Document transcription data:
----

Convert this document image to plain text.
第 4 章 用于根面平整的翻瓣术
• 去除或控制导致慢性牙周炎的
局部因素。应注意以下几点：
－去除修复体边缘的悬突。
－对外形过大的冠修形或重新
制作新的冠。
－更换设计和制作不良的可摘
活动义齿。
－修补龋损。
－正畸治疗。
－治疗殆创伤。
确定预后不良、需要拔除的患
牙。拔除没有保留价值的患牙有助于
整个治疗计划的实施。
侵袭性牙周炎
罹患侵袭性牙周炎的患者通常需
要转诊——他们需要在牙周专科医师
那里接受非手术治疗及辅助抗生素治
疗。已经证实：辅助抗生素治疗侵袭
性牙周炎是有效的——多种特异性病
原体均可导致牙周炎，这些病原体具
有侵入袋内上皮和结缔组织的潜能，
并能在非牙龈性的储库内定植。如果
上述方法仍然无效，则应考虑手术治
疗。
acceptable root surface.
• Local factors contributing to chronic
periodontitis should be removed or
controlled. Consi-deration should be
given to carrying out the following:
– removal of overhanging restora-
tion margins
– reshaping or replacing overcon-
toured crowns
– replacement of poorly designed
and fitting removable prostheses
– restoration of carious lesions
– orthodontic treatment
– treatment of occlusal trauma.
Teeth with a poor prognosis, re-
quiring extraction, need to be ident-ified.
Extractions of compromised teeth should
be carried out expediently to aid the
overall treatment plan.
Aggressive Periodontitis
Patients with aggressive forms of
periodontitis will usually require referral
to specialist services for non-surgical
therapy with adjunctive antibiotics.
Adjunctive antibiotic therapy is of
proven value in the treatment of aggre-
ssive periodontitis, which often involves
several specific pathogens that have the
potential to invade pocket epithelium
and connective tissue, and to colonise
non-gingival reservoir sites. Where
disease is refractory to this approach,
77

----

Task details
Set down the preceding data verbatim. Every line belongs in the copy.

Final answer
Convert this document image to plain text.
第 4 章 用于根面平整的翻瓣术
• 去除或控制导致慢性牙周炎的
局部因素。应注意以下几点：
－去除修复体边缘的悬突。
－对外形过大的冠修形或重新
制作新的冠。
－更换设计和制作不良的可摘
活动义齿。
－修补龋损。
－正畸治疗。
－治疗殆创伤。
确定预后不良、需要拔除的患
牙。拔除没有保留价值的患牙有助于
整个治疗计划的实施。
侵袭性牙周炎
罹患侵袭性牙周炎的患者通常需
要转诊——他们需要在牙周专科医师
那里接受非手术治疗及辅助抗生素治
疗。已经证实：辅助抗生素治疗侵袭
性牙周炎是有效的——多种特异性病
原体均可导致牙周炎，这些病原体具
有侵入袋内上皮和结缔组织的潜能，
并能在非牙龈性的储库内定植。如果
上述方法仍然无效，则应考虑手术治
疗。
acceptable root surface.
• Local factors contributing to chronic
periodontitis should be removed or
controlled. Consi-deration should be
given to carrying out the following:
– removal of overhanging restora-
tion margins
– reshaping or replacing overcon-
toured crowns
– replacement of poorly designed
and fitting removable prostheses
– restoration of carious lesions
– orthodontic treatment
– treatment of occlusal trauma.
Teeth with a poor prognosis, re-
quiring extraction, need to be ident-ified.
Extractions of compromised teeth should
be carried out expediently to aid the
overall treatment plan.
Aggressive Periodontitis
Patients with aggressive forms of
periodontitis will usually require referral
to specialist services for non-surgical
therapy with adjunctive antibiotics.
Adjunctive antibiotic therapy is of
proven value in the treatment of aggre-
ssive periodontitis, which often involves
several specific pathogens that have the
potential to invade pocket epithelium
and connective tissue, and to colonise
non-gingival reservoir sites. Where
disease is refractory to this approach,
77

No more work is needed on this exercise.